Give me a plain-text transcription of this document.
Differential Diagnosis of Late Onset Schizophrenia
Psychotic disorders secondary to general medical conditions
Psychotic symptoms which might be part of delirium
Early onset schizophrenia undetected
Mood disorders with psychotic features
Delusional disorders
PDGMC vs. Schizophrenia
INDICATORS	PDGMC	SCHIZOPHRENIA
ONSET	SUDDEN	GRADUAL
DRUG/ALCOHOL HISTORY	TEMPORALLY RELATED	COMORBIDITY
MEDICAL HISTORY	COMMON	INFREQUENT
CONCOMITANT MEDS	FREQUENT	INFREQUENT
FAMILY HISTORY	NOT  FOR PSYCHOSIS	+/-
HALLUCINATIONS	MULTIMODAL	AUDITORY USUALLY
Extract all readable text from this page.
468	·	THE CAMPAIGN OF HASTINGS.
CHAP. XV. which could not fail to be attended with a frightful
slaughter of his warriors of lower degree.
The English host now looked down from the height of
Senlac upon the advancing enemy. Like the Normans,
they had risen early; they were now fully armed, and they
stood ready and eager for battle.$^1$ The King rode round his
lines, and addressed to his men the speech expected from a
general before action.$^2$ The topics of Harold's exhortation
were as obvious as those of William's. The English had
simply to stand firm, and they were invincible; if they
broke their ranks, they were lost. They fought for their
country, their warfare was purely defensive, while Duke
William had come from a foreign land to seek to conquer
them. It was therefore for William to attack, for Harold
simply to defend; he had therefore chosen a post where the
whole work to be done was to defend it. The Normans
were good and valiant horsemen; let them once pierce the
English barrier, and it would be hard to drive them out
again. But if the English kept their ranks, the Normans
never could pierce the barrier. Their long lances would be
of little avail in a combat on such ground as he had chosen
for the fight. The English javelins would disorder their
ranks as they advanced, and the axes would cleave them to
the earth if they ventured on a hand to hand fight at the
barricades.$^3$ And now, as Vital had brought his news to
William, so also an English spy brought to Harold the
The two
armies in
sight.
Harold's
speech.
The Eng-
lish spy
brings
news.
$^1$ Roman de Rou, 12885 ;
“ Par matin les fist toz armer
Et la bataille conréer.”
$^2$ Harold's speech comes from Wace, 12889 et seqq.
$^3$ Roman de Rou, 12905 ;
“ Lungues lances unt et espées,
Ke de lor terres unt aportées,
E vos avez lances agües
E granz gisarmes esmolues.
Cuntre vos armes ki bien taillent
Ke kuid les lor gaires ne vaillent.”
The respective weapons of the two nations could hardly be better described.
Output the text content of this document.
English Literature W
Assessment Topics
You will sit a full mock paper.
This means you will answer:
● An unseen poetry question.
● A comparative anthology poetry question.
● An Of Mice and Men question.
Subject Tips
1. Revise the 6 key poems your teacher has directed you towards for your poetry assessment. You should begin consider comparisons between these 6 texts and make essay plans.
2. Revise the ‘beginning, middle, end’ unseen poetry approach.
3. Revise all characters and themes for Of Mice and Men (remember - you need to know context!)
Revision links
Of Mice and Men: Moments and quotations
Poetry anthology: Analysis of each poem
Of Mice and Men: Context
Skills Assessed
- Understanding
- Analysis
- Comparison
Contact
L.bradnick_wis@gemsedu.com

━━━━━━━━━━━━━━━━━━━━━━━━━━━━━━

Request –
Write out all the data again, exactly as it appears.

Response to the task –
Give me a plain-text transcription of this document.
Differential Diagnosis of Late Onset Schizophrenia
Psychotic disorders secondary to general medical conditions
Psychotic symptoms which might be part of delirium
Early onset schizophrenia undetected
Mood disorders with psychotic features
Delusional disorders
PDGMC vs. Schizophrenia
INDICATORS	PDGMC	SCHIZOPHRENIA
ONSET	SUDDEN	GRADUAL
DRUG/ALCOHOL HISTORY	TEMPORALLY RELATED	COMORBIDITY
MEDICAL HISTORY	COMMON	INFREQUENT
CONCOMITANT MEDS	FREQUENT	INFREQUENT
FAMILY HISTORY	NOT  FOR PSYCHOSIS	+/-
HALLUCINATIONS	MULTIMODAL	AUDITORY USUALLY
Extract all readable text from this page.
468	·	THE CAMPAIGN OF HASTINGS.
CHAP. XV. which could not fail to be attended with a frightful
slaughter of his warriors of lower degree.
The English host now looked down from the height of
Senlac upon the advancing enemy. Like the Normans,
they had risen early; they were now fully armed, and they
stood ready and eager for battle.$^1$ The King rode round his
lines, and addressed to his men the speech expected from a
general before action.$^2$ The topics of Harold's exhortation
were as obvious as those of William's. The English had
simply to stand firm, and they were invincible; if they
broke their ranks, they were lost. They fought for their
country, their warfare was purely defensive, while Duke
William had come from a foreign land to seek to conquer
them. It was therefore for William to attack, for Harold
simply to defend; he had therefore chosen a post where the
whole work to be done was to defend it. The Normans
were good and valiant horsemen; let them once pierce the
English barrier, and it would be hard to drive them out
again. But if the English kept their ranks, the Normans
never could pierce the barrier. Their long lances would be
of little avail in a combat on such ground as he had chosen
for the fight. The English javelins would disorder their
ranks as they advanced, and the axes would cleave them to
the earth if they ventured on a hand to hand fight at the
barricades.$^3$ And now, as Vital had brought his news to
William, so also an English spy brought to Harold the
The two
armies in
sight.
Harold's
speech.
The Eng-
lish spy
brings
news.
$^1$ Roman de Rou, 12885 ;
“ Par matin les fist toz armer
Et la bataille conréer.”
$^2$ Harold's speech comes from Wace, 12889 et seqq.
$^3$ Roman de Rou, 12905 ;
“ Lungues lances unt et espées,
Ke de lor terres unt aportées,
E vos avez lances agües
E granz gisarmes esmolues.
Cuntre vos armes ki bien taillent
Ke kuid les lor gaires ne vaillent.”
The respective weapons of the two nations could hardly be better described.
Output the text content of this document.
English Literature W
Assessment Topics
You will sit a full mock paper.
This means you will answer:
● An unseen poetry question.
● A comparative anthology poetry question.
● An Of Mice and Men question.
Subject Tips
1. Revise the 6 key poems your teacher has directed you towards for your poetry assessment. You should begin consider comparisons between these 6 texts and make essay plans.
2. Revise the ‘beginning, middle, end’ unseen poetry approach.
3. Revise all characters and themes for Of Mice and Men (remember - you need to know context!)
Revision links
Of Mice and Men: Moments and quotations
Poetry anthology: Analysis of each poem
Of Mice and Men: Context
Skills Assessed
- Understanding
- Analysis
- Comparison
Contact
L.bradnick_wis@gemsedu.com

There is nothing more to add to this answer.